→ **Complete the following**:
• a. Answer from the package-list comments below:
(i) Which Ubuntu release is the commenter in comment 11 cloning?
(ii) What tool does comment 10 name for creating a snapshot of a working install onto a live DVD?
(iii) To how many physical servers did the writer of comment 12 clone the server with a disk image?
Mark your answers (i), (ii), (iii).
• b. Return the part of the package-list comments below that opens with the words containing "11. I’m cloning" and closes with "work much easier.".

→ **Source passage**:
    sudo apt-get dselect-upgrade

    That system works well and is easy to use. No regexp required.

  8. I get errors running any of the:
    dpkg –get-selections | grep install | awk -F” ” ‘{print $1}’ > pkg_fil
    Ubuntu Intrepid 8.10, trying to store system before upgrade to 9.10

  9. I disagree with all of these solutions.

    If you do a fresh install, you need to do a fresh install of all your packages as well. Sorry, but in theory it sounds great, but in practice does not work. The list is so long that you don’t know what your installing, and the config files will all be new as well. Sorry, but in my opinion, there is no easy way to re-install all the software from an old system to a fresh new install. You would spend much less time just doing it all over again. Keep a simple text list of programs that you really need and go from there. Even then, things will change. Change is the only thing you can count on…

  10. @RickBragg.
    I think the dpkg method is effectively a fresh install over the new system of a list of (presumably kept up to date) packages. The list is only a list of each package to install, not the code.
    However on the config side, you are correct I think. Without some way of collecting (from no well defined place) all the config files anyone using this will be lost.
    BUT… for ubuntu there is ‘remastersys’ you can create a snapshot of a working install onto a live DVD. I think (though I’ve not tried it) it also allows you to select install to disk, effectively cloning your system.

  11. I’m cloning an Ubuntu 10.10 box. This worked for me:

    Server A: dpkg –get-selections | grep ‘[[:space:]]install$’| awk ‘{print $1}’ > installedpackages

    Server B: cat installedpackages | xargs apt-get install -y

  12. Yeah, seem’s overly complex. On my 10.04.2 systems:

    sudo dpkg –get-selections | grep ‘[[:space:]]install$=’| awk ‘{print $1}’ > installedpackages

    That ” grep ‘[[:space:]]install$=’ ” part actually returns nadda. So then printing $1 is useless. The result is a blank file. dpkg –set-selections > installedpackages seems to work best.

    Then on the target system, not sure what ‘cat installedpackages | xargs sudo aptitude install’ would have done but “dpkg –set-selections < installedpackages" followed by "apt-get -u dselect-upgrade" seemed to work much easier.

    Also, @RickBragg, it's all subjective to your specific needs. I spent hours with a fresh 10.04.2 installation installing packages and learning which packages were needed, which weren't, removing unneeded packages, etc. no 'custom configuration' but getting my package list right. I also had installed perl modules from aptitude and after testing our application, learned which ones were needed, it took the better part of 2 hours of testing to learn all the various modules that were needed. I then cloned that server to 4 physical servers using a disk image, this was easiest. But then, I wanted to test various use cases but couldn't use a real physical server to do this, so I created a Virtual Server. However the specs are too radically different for me to just restore my image, so I did a clean Ubuntu 10.04.2 install on the virtual server and rather than go through my history on one of the physical servers and see what I did and didn't install, etc. etc. I just used this method. Like I said, specific use examples.

→ **Supplied material**:
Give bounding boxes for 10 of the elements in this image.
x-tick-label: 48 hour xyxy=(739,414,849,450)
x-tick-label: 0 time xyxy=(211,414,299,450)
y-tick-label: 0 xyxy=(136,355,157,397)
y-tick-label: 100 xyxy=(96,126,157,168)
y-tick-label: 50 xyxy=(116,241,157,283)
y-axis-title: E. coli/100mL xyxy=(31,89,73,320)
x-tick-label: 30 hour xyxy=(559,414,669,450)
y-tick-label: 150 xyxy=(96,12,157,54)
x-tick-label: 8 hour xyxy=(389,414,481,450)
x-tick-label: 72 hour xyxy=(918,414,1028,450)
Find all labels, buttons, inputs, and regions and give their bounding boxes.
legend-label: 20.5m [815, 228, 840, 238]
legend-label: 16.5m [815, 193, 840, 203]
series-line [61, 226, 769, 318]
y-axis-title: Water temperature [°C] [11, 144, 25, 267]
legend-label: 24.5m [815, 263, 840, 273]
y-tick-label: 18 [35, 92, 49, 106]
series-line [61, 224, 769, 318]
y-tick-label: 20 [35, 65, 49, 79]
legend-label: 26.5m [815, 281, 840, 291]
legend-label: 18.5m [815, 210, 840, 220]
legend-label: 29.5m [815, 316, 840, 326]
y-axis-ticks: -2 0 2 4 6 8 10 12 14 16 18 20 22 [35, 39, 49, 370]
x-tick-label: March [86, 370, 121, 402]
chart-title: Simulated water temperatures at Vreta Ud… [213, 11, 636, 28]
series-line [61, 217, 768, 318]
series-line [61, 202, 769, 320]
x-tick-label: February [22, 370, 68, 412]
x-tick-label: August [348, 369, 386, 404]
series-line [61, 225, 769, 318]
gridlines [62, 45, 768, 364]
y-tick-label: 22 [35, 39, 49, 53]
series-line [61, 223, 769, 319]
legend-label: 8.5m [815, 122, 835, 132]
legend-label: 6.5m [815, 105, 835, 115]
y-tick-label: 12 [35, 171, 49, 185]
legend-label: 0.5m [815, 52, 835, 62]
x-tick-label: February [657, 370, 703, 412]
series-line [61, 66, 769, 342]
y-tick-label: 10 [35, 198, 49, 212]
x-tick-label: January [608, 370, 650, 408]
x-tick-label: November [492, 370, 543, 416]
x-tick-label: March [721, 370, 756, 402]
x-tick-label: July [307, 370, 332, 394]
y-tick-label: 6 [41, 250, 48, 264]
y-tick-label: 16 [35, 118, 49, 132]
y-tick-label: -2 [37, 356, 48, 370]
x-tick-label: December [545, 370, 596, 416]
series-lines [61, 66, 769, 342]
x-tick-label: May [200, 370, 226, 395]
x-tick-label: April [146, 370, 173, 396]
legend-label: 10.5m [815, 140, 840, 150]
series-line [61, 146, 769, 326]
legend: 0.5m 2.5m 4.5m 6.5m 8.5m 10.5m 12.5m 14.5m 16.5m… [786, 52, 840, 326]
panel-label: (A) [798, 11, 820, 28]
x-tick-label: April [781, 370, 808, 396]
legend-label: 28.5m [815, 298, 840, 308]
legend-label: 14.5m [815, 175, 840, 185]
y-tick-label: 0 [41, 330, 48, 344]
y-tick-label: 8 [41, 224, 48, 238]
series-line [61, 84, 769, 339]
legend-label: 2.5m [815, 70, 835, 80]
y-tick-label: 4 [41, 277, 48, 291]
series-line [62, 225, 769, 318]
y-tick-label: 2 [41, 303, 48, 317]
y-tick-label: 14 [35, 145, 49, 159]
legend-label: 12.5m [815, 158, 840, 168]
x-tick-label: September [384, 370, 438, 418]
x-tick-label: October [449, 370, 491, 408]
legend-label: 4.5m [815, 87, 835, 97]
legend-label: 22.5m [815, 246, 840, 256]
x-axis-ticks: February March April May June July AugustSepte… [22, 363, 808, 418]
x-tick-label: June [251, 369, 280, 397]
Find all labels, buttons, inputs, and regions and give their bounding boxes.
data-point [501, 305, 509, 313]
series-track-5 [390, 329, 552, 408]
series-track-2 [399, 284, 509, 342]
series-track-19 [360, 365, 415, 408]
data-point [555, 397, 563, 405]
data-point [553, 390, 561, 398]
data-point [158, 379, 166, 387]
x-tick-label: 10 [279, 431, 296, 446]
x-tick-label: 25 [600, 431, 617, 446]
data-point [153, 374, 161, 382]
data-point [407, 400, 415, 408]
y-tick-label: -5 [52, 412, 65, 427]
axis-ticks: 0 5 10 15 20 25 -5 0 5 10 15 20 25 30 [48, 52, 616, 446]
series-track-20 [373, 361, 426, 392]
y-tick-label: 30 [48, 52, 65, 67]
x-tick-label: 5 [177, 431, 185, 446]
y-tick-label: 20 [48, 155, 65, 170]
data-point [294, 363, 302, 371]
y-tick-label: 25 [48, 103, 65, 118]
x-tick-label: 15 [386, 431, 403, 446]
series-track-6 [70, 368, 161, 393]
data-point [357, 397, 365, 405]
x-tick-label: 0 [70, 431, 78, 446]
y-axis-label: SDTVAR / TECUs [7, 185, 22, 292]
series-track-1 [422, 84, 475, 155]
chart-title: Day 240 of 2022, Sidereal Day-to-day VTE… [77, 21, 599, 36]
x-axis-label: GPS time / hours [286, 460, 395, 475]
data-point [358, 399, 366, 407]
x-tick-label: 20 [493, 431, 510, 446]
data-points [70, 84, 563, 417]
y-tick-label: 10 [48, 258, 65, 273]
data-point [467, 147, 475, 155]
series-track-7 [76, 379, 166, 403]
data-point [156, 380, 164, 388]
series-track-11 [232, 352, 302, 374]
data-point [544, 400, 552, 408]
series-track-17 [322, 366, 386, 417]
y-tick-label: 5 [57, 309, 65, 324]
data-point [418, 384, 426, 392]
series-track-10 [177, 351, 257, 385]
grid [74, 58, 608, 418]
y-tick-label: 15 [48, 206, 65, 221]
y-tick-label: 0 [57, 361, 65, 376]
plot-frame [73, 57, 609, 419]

→ **Responses to the exercise**:
• a.
(i) Ubuntu 10.10
(ii) remastersys
(iii) 4

• b.
11. I’m cloning an Ubuntu 10.10 box. This worked for me:

    Server A: dpkg –get-selections | grep ‘[[:space:]]install$’| awk ‘{print $1}’ > installedpackages

    Server B: cat installedpackages | xargs apt-get install -y

  12. Yeah, seem’s overly complex. On my 10.04.2 systems:

    sudo dpkg –get-selections | grep ‘[[:space:]]install$=’| awk ‘{print $1}’ > installedpackages

    That ” grep ‘[[:space:]]install$=’ ” part actually returns nadda. So then printing $1 is useless. The result is a blank file. dpkg –set-selections > installedpackages seems to work best.

    Then on the target system, not sure what ‘cat installedpackages | xargs sudo aptitude install’ would have done but “dpkg –set-selections < installedpackages" followed by "apt-get -u dselect-upgrade" seemed to work much easier.